*** Dataset excerpts Section Begins ***
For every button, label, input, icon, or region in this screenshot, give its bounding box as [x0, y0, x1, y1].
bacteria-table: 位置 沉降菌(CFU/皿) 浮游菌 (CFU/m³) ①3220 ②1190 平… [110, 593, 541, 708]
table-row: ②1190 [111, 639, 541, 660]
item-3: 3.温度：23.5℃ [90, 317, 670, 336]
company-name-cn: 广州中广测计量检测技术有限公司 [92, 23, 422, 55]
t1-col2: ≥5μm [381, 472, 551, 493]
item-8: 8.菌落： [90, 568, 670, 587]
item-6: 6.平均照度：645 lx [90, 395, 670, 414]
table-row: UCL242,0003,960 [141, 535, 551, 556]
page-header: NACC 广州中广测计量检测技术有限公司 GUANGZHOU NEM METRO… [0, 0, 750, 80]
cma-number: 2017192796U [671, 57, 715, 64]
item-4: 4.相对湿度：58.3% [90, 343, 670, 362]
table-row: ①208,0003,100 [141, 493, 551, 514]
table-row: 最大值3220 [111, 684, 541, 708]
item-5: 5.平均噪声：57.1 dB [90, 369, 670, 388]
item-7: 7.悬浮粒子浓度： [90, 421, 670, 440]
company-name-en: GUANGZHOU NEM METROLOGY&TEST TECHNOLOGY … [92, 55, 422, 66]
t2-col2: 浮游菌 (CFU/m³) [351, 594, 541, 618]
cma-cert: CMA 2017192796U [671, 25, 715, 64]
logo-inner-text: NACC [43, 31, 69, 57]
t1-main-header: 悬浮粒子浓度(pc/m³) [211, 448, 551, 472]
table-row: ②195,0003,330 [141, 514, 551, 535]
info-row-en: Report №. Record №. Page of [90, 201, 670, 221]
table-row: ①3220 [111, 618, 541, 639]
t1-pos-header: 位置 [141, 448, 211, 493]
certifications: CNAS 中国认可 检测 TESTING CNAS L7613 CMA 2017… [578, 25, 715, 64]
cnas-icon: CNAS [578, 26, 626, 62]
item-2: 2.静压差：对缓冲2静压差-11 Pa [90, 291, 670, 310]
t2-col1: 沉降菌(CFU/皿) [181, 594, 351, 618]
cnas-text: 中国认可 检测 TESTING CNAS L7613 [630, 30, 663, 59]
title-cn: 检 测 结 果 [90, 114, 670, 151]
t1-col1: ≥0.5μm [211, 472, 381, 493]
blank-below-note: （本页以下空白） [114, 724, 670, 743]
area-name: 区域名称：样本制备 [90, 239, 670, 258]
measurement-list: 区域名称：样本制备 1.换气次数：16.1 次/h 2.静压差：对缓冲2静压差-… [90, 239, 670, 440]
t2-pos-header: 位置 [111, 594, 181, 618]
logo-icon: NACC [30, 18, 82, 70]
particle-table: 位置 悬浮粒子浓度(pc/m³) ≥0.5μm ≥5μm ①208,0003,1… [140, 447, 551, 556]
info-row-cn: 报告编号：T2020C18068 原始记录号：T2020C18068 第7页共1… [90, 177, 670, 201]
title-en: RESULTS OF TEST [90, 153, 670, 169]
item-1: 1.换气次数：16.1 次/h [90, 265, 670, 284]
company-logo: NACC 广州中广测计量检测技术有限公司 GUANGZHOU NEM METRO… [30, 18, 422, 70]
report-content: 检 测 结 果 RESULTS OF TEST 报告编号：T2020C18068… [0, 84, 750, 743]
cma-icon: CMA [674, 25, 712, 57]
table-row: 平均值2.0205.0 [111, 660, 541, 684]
*** Dataset excerpts Section Ends ***
Prompt:
A bare number is expected: how many lines above contain the word "区域名称"?

Your response:
2